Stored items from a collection

^^^^^^^^

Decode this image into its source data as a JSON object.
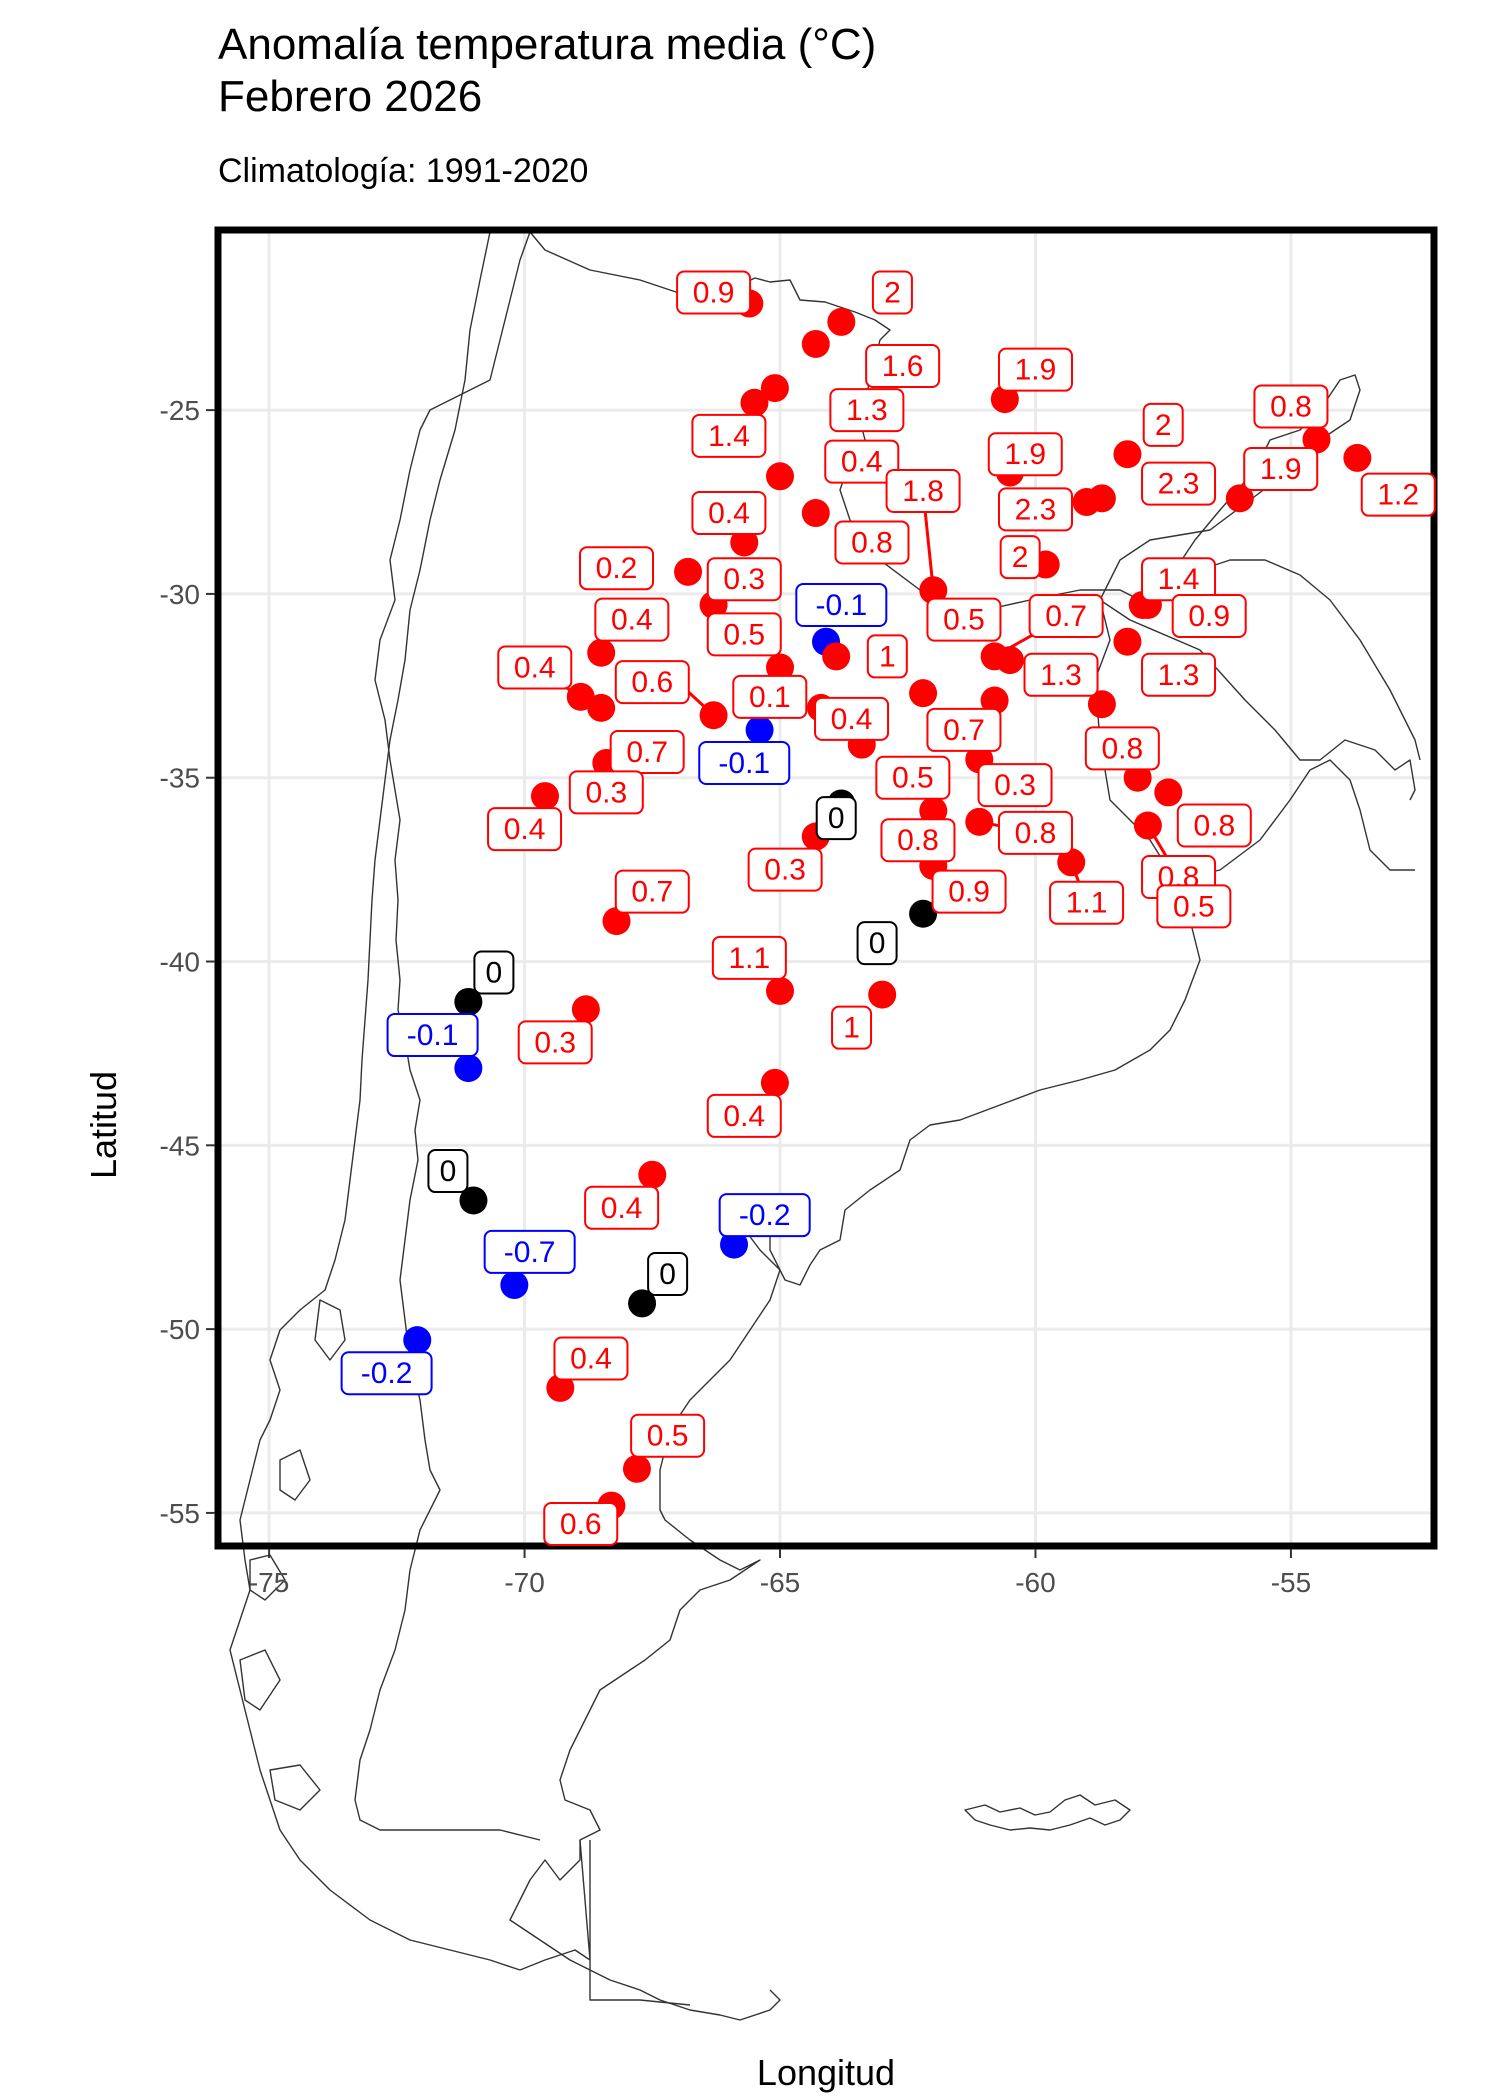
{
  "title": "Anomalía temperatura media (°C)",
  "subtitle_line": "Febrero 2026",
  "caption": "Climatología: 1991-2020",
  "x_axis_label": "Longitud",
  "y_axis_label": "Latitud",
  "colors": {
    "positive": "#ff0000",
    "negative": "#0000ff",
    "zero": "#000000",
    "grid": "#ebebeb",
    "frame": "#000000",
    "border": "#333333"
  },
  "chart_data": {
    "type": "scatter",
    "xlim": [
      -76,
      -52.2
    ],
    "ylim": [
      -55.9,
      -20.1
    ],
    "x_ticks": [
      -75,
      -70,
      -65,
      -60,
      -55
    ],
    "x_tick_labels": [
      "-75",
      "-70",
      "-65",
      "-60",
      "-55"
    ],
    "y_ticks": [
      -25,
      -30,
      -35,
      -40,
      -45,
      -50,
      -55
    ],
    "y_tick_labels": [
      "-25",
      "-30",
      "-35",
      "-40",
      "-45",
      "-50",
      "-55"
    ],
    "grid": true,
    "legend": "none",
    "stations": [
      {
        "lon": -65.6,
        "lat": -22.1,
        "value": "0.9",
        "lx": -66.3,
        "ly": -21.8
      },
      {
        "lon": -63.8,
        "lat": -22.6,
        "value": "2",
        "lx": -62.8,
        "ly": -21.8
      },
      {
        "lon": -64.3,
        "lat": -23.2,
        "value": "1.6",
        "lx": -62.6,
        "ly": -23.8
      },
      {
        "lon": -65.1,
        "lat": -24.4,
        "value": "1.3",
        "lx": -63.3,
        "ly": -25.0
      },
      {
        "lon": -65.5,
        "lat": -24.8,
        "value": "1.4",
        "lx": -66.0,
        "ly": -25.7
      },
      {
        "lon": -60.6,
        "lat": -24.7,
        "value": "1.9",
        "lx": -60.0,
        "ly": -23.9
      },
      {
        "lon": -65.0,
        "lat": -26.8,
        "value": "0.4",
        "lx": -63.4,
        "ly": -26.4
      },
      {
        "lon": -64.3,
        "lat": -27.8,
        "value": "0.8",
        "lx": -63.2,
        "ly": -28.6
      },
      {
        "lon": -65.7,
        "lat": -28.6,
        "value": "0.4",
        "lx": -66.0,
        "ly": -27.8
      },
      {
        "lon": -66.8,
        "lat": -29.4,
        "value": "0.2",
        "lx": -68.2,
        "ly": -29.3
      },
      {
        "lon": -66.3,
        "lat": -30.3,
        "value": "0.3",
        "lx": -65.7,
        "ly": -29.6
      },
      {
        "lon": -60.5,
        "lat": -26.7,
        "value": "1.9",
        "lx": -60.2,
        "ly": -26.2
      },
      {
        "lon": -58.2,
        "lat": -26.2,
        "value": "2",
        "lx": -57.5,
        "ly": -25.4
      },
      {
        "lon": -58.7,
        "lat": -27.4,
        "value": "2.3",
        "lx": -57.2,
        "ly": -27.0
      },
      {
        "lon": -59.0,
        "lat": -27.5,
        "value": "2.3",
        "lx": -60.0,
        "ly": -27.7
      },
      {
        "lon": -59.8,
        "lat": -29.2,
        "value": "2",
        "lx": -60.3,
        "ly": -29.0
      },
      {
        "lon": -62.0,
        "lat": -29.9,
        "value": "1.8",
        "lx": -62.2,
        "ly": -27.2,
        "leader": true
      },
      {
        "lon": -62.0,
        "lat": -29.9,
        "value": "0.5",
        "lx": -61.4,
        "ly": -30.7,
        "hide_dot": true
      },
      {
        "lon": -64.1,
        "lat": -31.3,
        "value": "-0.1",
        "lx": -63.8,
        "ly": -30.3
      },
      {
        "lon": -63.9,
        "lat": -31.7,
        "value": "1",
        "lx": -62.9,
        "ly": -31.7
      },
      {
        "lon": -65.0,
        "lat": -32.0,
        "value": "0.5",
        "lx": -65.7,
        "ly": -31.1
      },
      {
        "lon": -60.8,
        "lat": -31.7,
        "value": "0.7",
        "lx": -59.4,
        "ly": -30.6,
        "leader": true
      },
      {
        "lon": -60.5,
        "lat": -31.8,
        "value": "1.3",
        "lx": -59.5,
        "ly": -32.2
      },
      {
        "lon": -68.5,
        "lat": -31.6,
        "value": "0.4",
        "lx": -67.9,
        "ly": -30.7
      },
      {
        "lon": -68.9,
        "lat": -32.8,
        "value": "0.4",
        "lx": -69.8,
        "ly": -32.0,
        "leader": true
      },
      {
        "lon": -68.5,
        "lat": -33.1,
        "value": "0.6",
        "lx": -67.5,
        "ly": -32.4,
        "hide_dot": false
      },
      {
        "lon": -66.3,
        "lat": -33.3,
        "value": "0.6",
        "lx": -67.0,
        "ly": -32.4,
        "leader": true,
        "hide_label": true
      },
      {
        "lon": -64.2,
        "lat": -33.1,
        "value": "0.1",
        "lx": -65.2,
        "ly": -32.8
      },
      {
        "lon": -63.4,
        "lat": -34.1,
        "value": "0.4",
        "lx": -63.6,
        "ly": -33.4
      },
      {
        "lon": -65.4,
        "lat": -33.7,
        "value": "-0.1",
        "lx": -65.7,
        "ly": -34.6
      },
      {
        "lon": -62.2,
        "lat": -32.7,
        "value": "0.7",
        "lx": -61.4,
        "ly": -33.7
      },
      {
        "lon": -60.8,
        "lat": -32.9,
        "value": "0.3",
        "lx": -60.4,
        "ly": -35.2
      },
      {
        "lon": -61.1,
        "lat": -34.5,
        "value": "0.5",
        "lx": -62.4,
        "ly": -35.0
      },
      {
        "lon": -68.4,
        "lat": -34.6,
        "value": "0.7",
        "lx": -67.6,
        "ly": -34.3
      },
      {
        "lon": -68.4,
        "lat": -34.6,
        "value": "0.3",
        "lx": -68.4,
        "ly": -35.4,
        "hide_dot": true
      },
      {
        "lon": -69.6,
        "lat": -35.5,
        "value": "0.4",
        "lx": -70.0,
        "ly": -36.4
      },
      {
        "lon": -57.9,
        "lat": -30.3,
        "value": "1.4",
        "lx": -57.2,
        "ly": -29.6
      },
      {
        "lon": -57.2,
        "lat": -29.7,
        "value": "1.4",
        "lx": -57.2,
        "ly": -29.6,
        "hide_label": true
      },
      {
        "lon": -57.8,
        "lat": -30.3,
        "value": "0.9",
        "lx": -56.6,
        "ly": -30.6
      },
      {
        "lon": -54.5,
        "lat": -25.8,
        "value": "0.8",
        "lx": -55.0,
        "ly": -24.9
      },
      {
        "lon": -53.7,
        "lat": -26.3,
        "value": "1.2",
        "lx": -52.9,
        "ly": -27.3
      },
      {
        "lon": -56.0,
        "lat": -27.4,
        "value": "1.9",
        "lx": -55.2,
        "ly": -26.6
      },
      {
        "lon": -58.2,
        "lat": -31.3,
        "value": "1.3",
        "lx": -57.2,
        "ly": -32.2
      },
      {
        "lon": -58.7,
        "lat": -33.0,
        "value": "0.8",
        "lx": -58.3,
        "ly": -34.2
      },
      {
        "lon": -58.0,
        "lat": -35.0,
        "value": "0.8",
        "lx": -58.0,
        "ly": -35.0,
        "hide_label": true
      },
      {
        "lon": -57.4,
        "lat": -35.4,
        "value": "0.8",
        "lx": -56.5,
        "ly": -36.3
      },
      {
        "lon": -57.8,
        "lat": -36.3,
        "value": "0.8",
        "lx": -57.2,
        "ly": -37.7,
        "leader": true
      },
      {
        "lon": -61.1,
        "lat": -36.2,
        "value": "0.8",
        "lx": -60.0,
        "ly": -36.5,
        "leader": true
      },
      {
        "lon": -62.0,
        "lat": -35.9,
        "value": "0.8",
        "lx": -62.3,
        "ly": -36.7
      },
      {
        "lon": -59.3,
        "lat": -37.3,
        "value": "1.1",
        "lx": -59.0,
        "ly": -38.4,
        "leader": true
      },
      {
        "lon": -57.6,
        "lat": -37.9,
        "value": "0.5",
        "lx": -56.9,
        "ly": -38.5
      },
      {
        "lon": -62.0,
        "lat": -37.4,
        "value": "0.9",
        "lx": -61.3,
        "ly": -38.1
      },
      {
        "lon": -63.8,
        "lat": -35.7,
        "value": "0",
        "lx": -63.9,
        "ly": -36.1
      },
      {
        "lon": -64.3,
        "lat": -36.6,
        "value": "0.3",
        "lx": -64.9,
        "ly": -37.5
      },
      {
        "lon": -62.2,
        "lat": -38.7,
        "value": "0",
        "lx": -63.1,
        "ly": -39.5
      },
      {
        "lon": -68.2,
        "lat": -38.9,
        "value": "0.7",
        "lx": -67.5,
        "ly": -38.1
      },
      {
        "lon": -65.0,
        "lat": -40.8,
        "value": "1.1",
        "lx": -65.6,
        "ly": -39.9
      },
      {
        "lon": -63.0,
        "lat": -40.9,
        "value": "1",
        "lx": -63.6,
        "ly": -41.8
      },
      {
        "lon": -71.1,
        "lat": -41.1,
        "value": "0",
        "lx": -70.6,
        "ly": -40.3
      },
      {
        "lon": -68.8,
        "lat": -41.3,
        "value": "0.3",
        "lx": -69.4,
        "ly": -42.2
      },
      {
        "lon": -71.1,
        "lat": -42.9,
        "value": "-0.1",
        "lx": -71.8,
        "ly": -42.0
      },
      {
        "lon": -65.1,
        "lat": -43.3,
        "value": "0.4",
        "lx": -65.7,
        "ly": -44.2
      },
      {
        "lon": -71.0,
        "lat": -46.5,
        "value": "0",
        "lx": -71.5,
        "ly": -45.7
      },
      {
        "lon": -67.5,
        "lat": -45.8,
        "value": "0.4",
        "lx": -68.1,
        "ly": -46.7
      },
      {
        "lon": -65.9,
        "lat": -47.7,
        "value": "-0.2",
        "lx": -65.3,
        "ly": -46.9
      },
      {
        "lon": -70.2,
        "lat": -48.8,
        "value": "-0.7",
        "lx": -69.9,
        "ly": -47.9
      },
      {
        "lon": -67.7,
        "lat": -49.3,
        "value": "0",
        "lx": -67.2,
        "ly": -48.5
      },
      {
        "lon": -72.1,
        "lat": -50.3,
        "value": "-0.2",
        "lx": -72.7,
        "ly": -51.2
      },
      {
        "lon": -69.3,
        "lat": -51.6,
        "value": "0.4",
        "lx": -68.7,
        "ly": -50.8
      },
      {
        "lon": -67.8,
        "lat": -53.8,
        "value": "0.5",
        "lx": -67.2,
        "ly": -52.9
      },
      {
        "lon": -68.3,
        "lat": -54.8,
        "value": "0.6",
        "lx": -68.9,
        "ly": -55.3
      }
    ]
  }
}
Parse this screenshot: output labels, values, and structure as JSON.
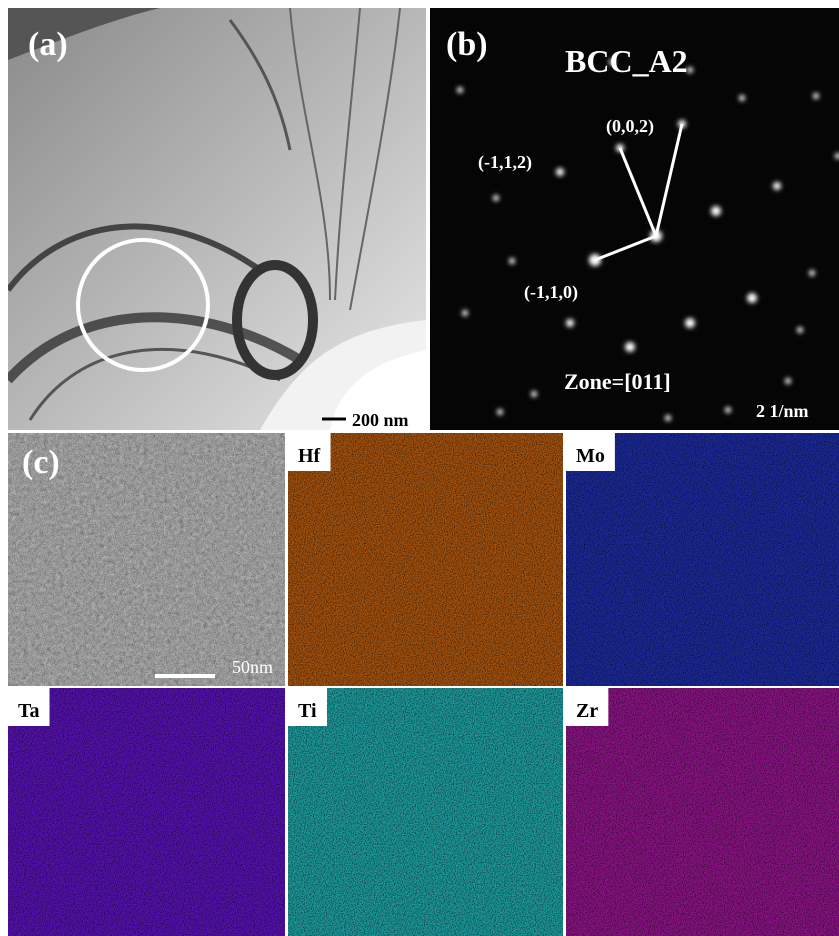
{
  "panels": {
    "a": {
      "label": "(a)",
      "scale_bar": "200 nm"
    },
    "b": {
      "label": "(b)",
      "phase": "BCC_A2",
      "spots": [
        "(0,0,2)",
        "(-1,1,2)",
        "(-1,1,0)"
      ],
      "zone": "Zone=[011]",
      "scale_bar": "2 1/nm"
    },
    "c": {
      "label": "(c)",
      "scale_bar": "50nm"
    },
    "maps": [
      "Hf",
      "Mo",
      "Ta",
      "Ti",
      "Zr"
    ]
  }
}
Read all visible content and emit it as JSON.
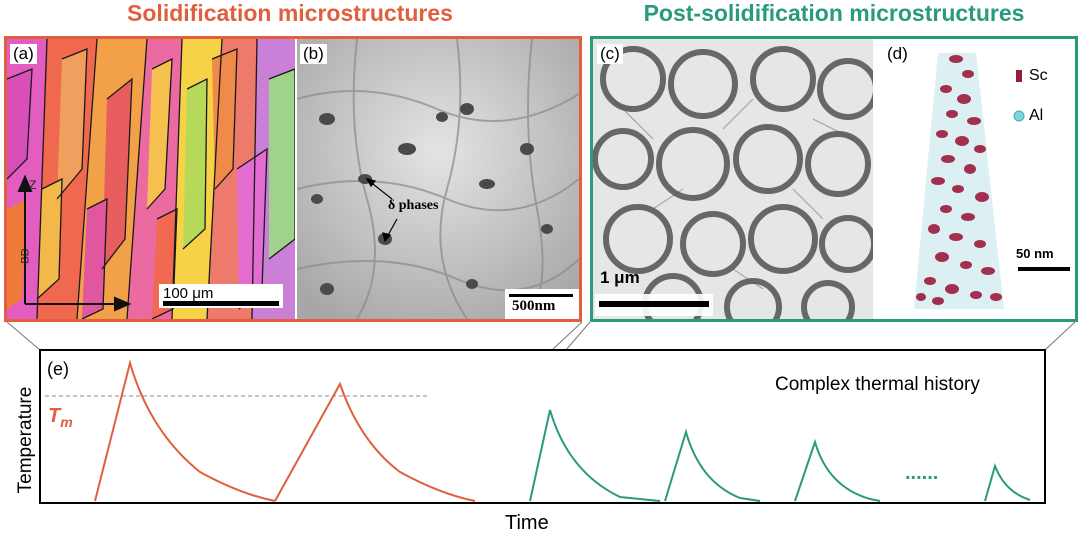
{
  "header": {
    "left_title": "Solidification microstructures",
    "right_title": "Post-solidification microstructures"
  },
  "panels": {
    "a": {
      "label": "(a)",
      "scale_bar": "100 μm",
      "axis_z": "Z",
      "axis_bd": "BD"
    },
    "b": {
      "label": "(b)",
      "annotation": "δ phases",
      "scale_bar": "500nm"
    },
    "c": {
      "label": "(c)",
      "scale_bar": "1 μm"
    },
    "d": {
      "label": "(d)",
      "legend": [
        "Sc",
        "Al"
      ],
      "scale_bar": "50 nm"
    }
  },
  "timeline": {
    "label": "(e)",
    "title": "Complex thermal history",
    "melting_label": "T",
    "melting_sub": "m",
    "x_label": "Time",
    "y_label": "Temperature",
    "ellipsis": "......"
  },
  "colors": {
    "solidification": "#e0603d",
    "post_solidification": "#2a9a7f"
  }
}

^^^^^^^^

OBJECTIVE
Make an exact copy of the lines of the records from the line containing "Read all visible content and emit it as JSON." through the final line, both ends included, but not of the pictures.

ANSWER
Read all visible content and emit it as JSON.
{
  "header": {
    "left_title": "Solidification microstructures",
    "right_title": "Post-solidification microstructures"
  },
  "panels": {
    "a": {
      "label": "(a)",
      "scale_bar": "100 μm",
      "axis_z": "Z",
      "axis_bd": "BD"
    },
    "b": {
      "label": "(b)",
      "annotation": "δ phases",
      "scale_bar": "500nm"
    },
    "c": {
      "label": "(c)",
      "scale_bar": "1 μm"
    },
    "d": {
      "label": "(d)",
      "legend": [
        "Sc",
        "Al"
      ],
      "scale_bar": "50 nm"
    }
  },
  "timeline": {
    "label": "(e)",
    "title": "Complex thermal history",
    "melting_label": "T",
    "melting_sub": "m",
    "x_label": "Time",
    "y_label": "Temperature",
    "ellipsis": "......"
  },
  "colors": {
    "solidification": "#e0603d",
    "post_solidification": "#2a9a7f"
  }
}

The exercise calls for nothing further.